SUPPLIED ENTRIES:
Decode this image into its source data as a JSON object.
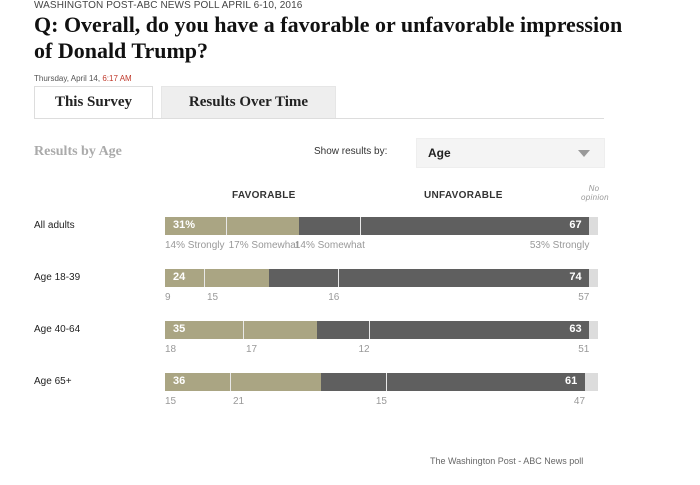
{
  "header": {
    "kicker": "WASHINGTON POST-ABC NEWS POLL APRIL 6-10, 2016",
    "question": "Q: Overall, do you have a favorable or unfavorable impression of Donald Trump?",
    "date": "Thursday, April 14,",
    "time": "6:17 AM"
  },
  "tabs": [
    {
      "label": "This Survey",
      "active": true
    },
    {
      "label": "Results Over Time",
      "active": false
    }
  ],
  "controls": {
    "title": "Results by Age",
    "show_label": "Show results by:",
    "select_value": "Age"
  },
  "columns": {
    "favorable": "FAVORABLE",
    "unfavorable": "UNFAVORABLE",
    "no_opinion": "No opinion"
  },
  "colors": {
    "favorable": "#aaa583",
    "unfavorable": "#5f5f5f",
    "no_opinion": "#dcdcdc"
  },
  "rows": [
    {
      "label": "All adults",
      "favorable": 31,
      "unfavorable": 67,
      "fav_label": "31%",
      "unfav_label": "67",
      "fav_strong": 14,
      "fav_somewhat": 17,
      "unfav_somewhat": 14,
      "unfav_strong": 53,
      "fav_strong_label": "14% Strongly",
      "fav_somewhat_label": "17% Somewhat",
      "unfav_somewhat_label": "14% Somewhat",
      "unfav_strong_label": "53% Strongly"
    },
    {
      "label": "Age 18-39",
      "favorable": 24,
      "unfavorable": 74,
      "fav_label": "24",
      "unfav_label": "74",
      "fav_strong": 9,
      "fav_somewhat": 15,
      "unfav_somewhat": 16,
      "unfav_strong": 57,
      "fav_strong_label": "9",
      "fav_somewhat_label": "15",
      "unfav_somewhat_label": "16",
      "unfav_strong_label": "57"
    },
    {
      "label": "Age 40-64",
      "favorable": 35,
      "unfavorable": 63,
      "fav_label": "35",
      "unfav_label": "63",
      "fav_strong": 18,
      "fav_somewhat": 17,
      "unfav_somewhat": 12,
      "unfav_strong": 51,
      "fav_strong_label": "18",
      "fav_somewhat_label": "17",
      "unfav_somewhat_label": "12",
      "unfav_strong_label": "51"
    },
    {
      "label": "Age 65+",
      "favorable": 36,
      "unfavorable": 61,
      "fav_label": "36",
      "unfav_label": "61",
      "fav_strong": 15,
      "fav_somewhat": 21,
      "unfav_somewhat": 15,
      "unfav_strong": 47,
      "fav_strong_label": "15",
      "fav_somewhat_label": "21",
      "unfav_somewhat_label": "15",
      "unfav_strong_label": "47"
    }
  ],
  "source": "The Washington Post - ABC News poll"
}
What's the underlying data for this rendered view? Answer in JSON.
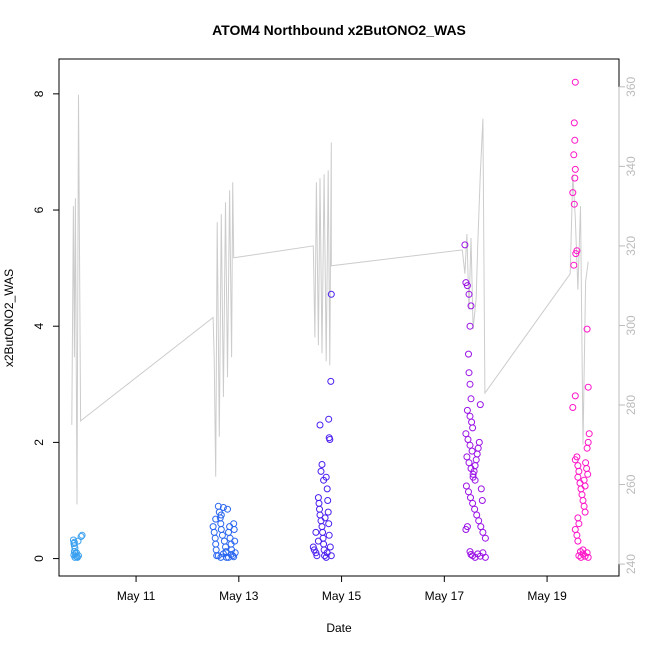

INSTRUCTIONS FOR THE TASK:
Identify every line above that includes the word "source", and show those lines.

RESULT OF THE EXERCISE:
Decode this image into its source data as a JSON object.
  "source": "The Washington Post - ABC News poll"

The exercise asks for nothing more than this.